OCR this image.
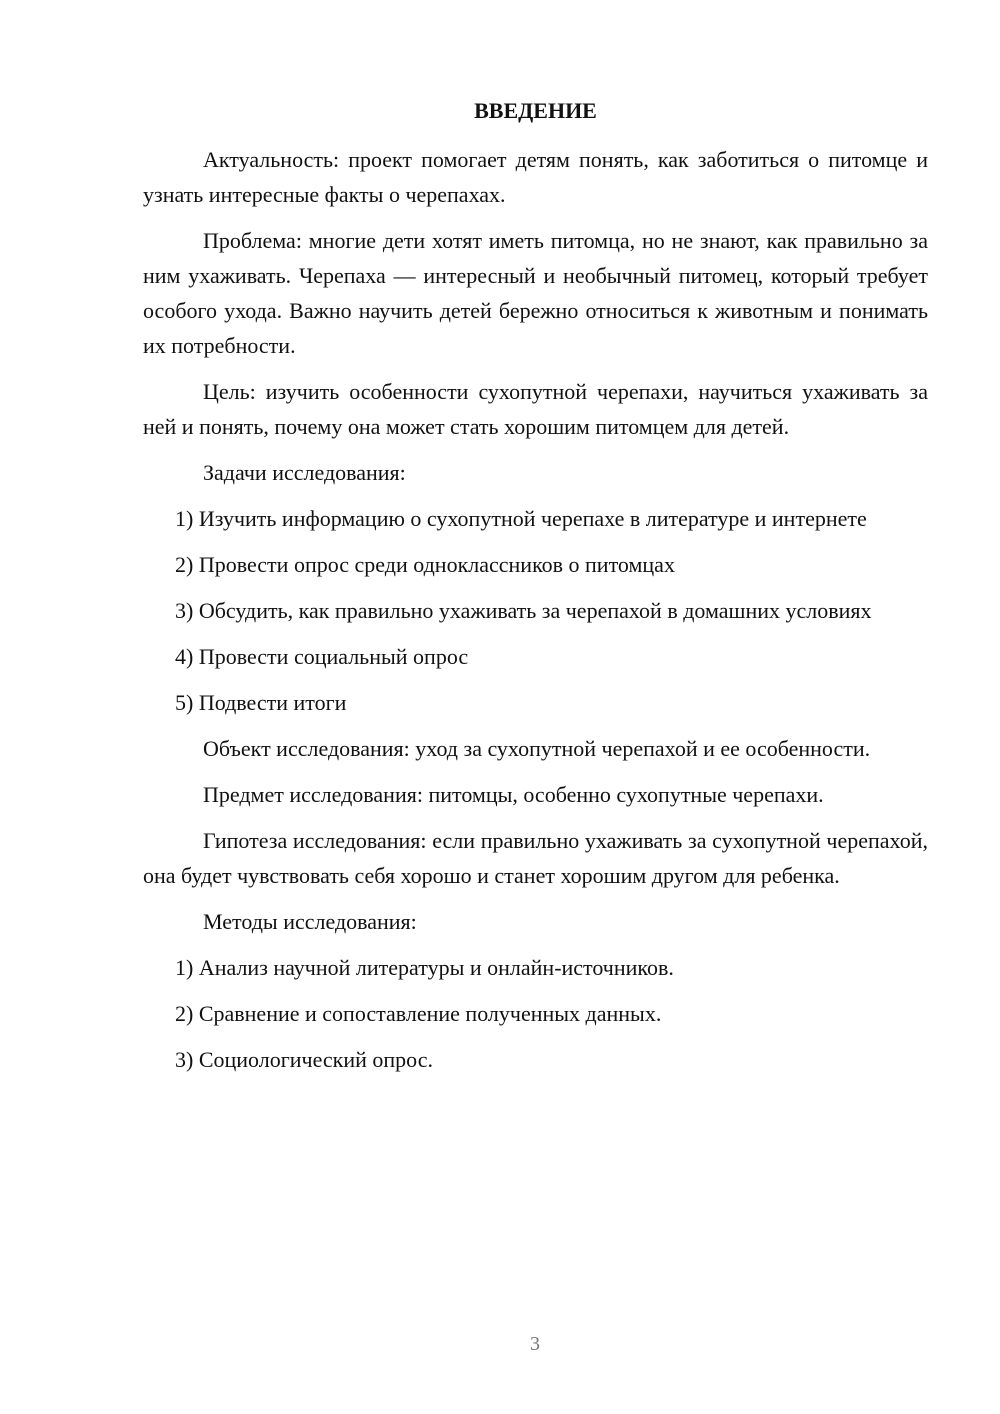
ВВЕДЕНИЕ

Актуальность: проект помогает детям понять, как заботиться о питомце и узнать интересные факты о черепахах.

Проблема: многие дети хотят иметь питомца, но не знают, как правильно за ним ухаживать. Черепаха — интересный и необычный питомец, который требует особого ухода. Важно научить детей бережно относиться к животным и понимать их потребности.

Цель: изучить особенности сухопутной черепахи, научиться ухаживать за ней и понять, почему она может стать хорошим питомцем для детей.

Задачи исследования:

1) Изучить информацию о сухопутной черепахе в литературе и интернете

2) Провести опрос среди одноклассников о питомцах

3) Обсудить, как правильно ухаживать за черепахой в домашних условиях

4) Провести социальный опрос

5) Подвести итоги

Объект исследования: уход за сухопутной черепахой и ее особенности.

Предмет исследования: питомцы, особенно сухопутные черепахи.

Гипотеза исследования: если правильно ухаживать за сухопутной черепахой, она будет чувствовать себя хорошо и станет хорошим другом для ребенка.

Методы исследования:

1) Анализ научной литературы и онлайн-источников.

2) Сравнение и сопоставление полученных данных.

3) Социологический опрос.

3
::::
◆ Aim of the exercise ◆
How many of these lines contain "детей"? Write only the number.

◆ Written answer ◆
2